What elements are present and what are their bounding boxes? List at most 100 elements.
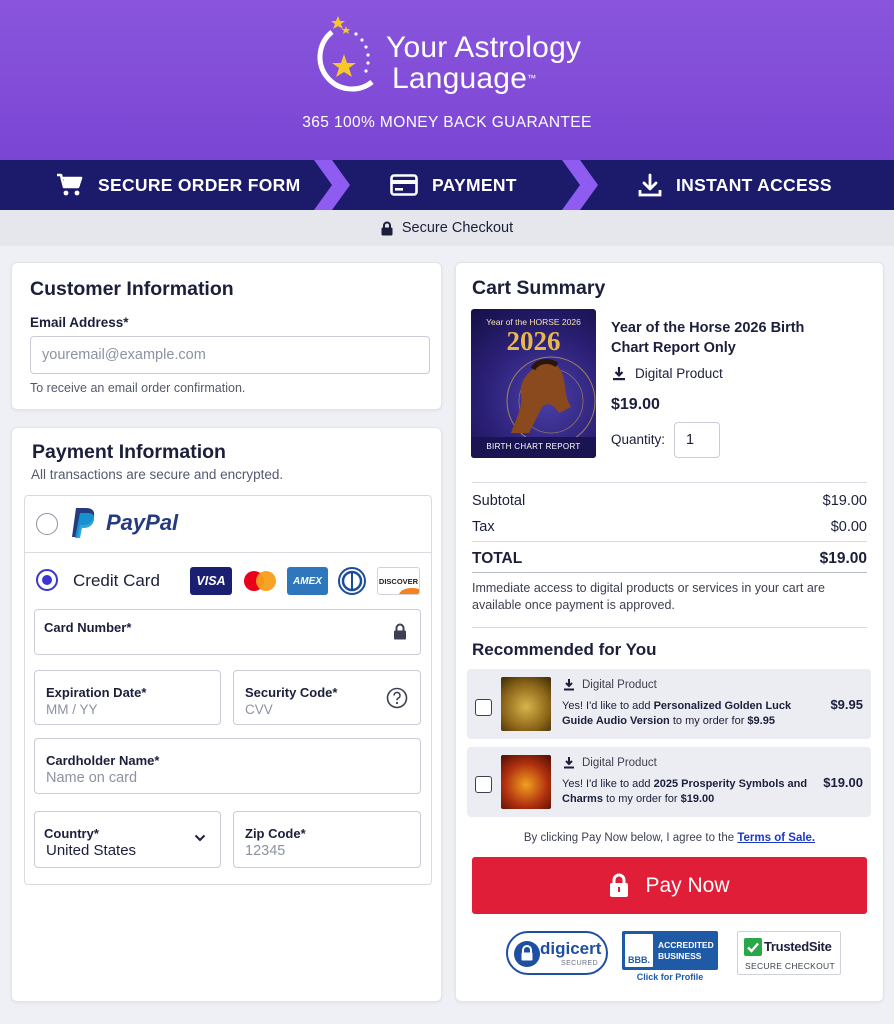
trustedsite-label: TrustedSite bbox=[764, 939, 832, 954]
step-payment: PAYMENT bbox=[390, 160, 517, 210]
quantity-field[interactable]: 1 bbox=[674, 422, 720, 458]
step-label: INSTANT ACCESS bbox=[676, 174, 832, 195]
email-placeholder: youremail@example.com bbox=[42, 347, 206, 363]
email-hint: To receive an email order confirmation. bbox=[30, 381, 246, 395]
divider bbox=[472, 572, 867, 573]
expiration-date-field[interactable]: Expiration Date* MM / YY bbox=[34, 670, 221, 725]
bbb-profile-link[interactable]: Click for Profile bbox=[622, 972, 718, 982]
download-icon bbox=[564, 757, 574, 769]
credit-card-radio[interactable] bbox=[36, 569, 58, 591]
cardholder-name-field[interactable]: Cardholder Name* Name on card bbox=[34, 738, 421, 794]
golden-luck-thumbnail bbox=[501, 677, 551, 731]
cart-icon bbox=[57, 173, 83, 196]
zip-code-field[interactable]: Zip Code* 12345 bbox=[233, 811, 421, 868]
divider bbox=[24, 552, 432, 553]
credit-card-icon bbox=[390, 174, 418, 196]
brand-line-2: Language bbox=[392, 62, 528, 95]
paypal-radio[interactable] bbox=[36, 513, 58, 535]
upsell-mid: to my order for bbox=[602, 793, 681, 805]
trustedsite-badge[interactable]: TrustedSite SECURE CHECKOUT bbox=[737, 931, 841, 975]
digicert-badge[interactable]: digicert SECURED bbox=[506, 931, 608, 975]
cardholder-name-label: Cardholder Name* bbox=[46, 753, 160, 768]
subtotal-label: Subtotal bbox=[472, 493, 526, 509]
secure-checkout-label: Secure Checkout bbox=[401, 220, 514, 236]
product-name[interactable]: Year of the Horse 2026 Birth Chart Repor… bbox=[611, 318, 826, 358]
chevron-down-icon bbox=[194, 834, 206, 842]
discover-swoosh bbox=[399, 588, 419, 594]
expiration-placeholder: MM / YY bbox=[46, 702, 98, 717]
download-icon bbox=[564, 679, 574, 691]
bbb-line-1: ACCREDITED bbox=[658, 940, 714, 950]
total-label: TOTAL bbox=[472, 550, 523, 567]
terms-notice: By clicking Pay Now below, I agree to th… bbox=[455, 832, 884, 844]
step-instant-access: INSTANT ACCESS bbox=[638, 160, 832, 210]
credit-card-label[interactable]: Credit Card bbox=[73, 571, 160, 591]
recommended-title: Recommended for You bbox=[472, 640, 657, 659]
upsell-description: Yes! I'd like to add Personalized Golden… bbox=[562, 699, 824, 729]
help-icon[interactable] bbox=[386, 687, 408, 709]
lock-icon bbox=[514, 941, 540, 967]
upsell-for-price: $19.00 bbox=[680, 793, 715, 805]
bbb-line-2: BUSINESS bbox=[658, 951, 702, 961]
download-icon bbox=[638, 173, 662, 197]
paypal-logo-icon bbox=[72, 508, 95, 538]
discover-icon: DISCOVER bbox=[377, 567, 420, 595]
subtotal-value: $19.00 bbox=[822, 493, 867, 509]
terms-of-sale-link[interactable]: Terms of Sale. bbox=[737, 832, 815, 844]
total-value: $19.00 bbox=[819, 550, 867, 567]
prosperity-symbols-thumbnail bbox=[501, 755, 551, 809]
tax-label: Tax bbox=[472, 519, 495, 535]
product-price: $19.00 bbox=[611, 396, 660, 413]
country-select[interactable]: Country* United States bbox=[34, 811, 221, 868]
digicert-sub: SECURED bbox=[561, 960, 599, 967]
trustedsite-sub: SECURE CHECKOUT bbox=[745, 961, 835, 971]
product-cover-image[interactable]: Year of the HORSE 2026 2026 BIRTH CHART … bbox=[471, 309, 596, 458]
lock-icon bbox=[610, 873, 629, 897]
upsell-pre: Yes! I'd like to add bbox=[562, 700, 654, 712]
zip-code-label: Zip Code* bbox=[245, 826, 306, 841]
email-label: Email Address* bbox=[30, 315, 129, 330]
add-golden-luck-checkbox[interactable] bbox=[475, 699, 492, 716]
pay-now-button[interactable]: Pay Now bbox=[472, 857, 867, 914]
quantity-label: Quantity: bbox=[611, 432, 666, 447]
product-type: Digital Product bbox=[612, 366, 723, 381]
chevron-right-icon bbox=[314, 160, 350, 210]
upsell-pre: Yes! I'd like to add bbox=[562, 778, 654, 790]
mastercard-icon bbox=[244, 571, 276, 591]
card-number-field[interactable]: Card Number* bbox=[34, 609, 421, 655]
step-label: PAYMENT bbox=[432, 174, 517, 195]
payment-subtitle: All transactions are secure and encrypte… bbox=[31, 467, 284, 482]
header-banner: Your Astrology Language™ 365 100% MONEY … bbox=[0, 0, 894, 160]
brand-logo[interactable]: Your Astrology Language™ bbox=[298, 12, 618, 104]
trademark: ™ bbox=[527, 73, 537, 83]
chevron-right-icon bbox=[562, 160, 598, 210]
cardholder-placeholder: Name on card bbox=[46, 770, 138, 786]
checkout-steps: SECURE ORDER FORM PAYMENT INSTANT ACCESS bbox=[0, 160, 894, 210]
customer-information-title: Customer Information bbox=[30, 278, 234, 300]
moon-star-logo-icon bbox=[317, 16, 374, 92]
quantity-value: 1 bbox=[686, 432, 695, 448]
product-type: Digital Product bbox=[563, 678, 657, 691]
security-code-field[interactable]: Security Code* CVV bbox=[233, 670, 421, 725]
zip-placeholder: 12345 bbox=[245, 843, 286, 859]
brand-line-1: Your Astrology bbox=[386, 31, 582, 64]
paypal-option[interactable]: PayPal bbox=[71, 507, 178, 539]
step-label: SECURE ORDER FORM bbox=[98, 174, 301, 195]
lock-icon bbox=[381, 221, 393, 235]
cover-bottom-text: BIRTH CHART REPORT bbox=[486, 442, 581, 451]
secure-checkout-bar: Secure Checkout bbox=[0, 210, 894, 246]
access-note: Immediate access to digital products or … bbox=[472, 581, 825, 612]
money-back-guarantee: 365 100% MONEY BACK GUARANTEE bbox=[302, 114, 592, 131]
add-prosperity-symbols-checkbox[interactable] bbox=[475, 776, 492, 793]
country-value: United States bbox=[46, 842, 137, 859]
bbb-torch-icon: BBB. bbox=[625, 934, 653, 967]
bbb-badge[interactable]: BBB. ACCREDITED BUSINESS bbox=[622, 931, 718, 970]
cart-summary-title: Cart Summary bbox=[472, 277, 606, 299]
email-field[interactable]: youremail@example.com bbox=[30, 336, 430, 374]
recommended-item-prosperity-symbols: Digital Product Yes! I'd like to add 202… bbox=[467, 747, 871, 817]
divider bbox=[472, 482, 867, 483]
brand-name: Your Astrology Language™ bbox=[386, 32, 581, 94]
security-code-label: Security Code* bbox=[245, 685, 338, 700]
paypal-label: PayPal bbox=[106, 510, 179, 535]
security-code-placeholder: CVV bbox=[245, 702, 273, 717]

──────────────────────────────

Show each line of the listing that contains the string "symbols".

In response »
prosperity-symbols-thumbnail bbox=[501, 755, 551, 809]
add-prosperity-symbols-checkbox[interactable] bbox=[475, 776, 492, 793]
recommended-item-prosperity-symbols: Digital Product Yes! I'd like to add 202… bbox=[467, 747, 871, 817]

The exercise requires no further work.